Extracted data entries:
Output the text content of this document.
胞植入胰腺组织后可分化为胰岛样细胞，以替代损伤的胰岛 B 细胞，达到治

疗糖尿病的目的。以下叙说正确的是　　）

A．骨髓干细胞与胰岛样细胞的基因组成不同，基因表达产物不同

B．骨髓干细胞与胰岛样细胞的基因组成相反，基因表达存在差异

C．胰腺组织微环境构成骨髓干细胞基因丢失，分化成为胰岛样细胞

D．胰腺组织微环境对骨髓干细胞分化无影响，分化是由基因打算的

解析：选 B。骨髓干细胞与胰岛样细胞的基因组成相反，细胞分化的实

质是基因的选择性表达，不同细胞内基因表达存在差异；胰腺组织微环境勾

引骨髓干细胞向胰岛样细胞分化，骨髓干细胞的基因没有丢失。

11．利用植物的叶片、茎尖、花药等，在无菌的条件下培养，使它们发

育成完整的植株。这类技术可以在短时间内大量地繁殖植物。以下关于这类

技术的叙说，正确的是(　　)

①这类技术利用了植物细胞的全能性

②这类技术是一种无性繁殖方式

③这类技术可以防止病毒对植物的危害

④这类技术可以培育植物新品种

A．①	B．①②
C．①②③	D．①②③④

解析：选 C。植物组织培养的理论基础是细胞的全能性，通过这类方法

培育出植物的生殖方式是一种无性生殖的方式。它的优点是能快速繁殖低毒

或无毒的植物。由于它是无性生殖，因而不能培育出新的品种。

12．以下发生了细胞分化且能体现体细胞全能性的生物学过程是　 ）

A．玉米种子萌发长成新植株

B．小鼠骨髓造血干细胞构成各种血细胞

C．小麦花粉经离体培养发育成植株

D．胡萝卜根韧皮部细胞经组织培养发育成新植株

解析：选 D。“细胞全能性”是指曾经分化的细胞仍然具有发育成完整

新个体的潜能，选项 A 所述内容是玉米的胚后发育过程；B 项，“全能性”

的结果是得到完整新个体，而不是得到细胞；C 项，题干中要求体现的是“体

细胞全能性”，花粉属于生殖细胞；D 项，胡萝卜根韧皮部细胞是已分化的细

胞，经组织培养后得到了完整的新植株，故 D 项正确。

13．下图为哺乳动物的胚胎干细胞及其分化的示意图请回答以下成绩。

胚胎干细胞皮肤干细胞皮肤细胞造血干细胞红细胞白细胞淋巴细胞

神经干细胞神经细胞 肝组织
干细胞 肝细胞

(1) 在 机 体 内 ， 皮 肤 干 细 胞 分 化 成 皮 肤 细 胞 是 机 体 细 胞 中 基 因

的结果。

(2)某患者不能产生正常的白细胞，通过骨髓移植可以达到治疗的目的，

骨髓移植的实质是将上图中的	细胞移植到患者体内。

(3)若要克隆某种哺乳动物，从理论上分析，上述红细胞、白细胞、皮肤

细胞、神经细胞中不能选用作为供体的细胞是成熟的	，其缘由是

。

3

## Do this
Check each line of the data above for the string "骨髓干细胞与胰岛样细胞的基因组成相反" and report only how many lines have it.

## Output of the exercise
2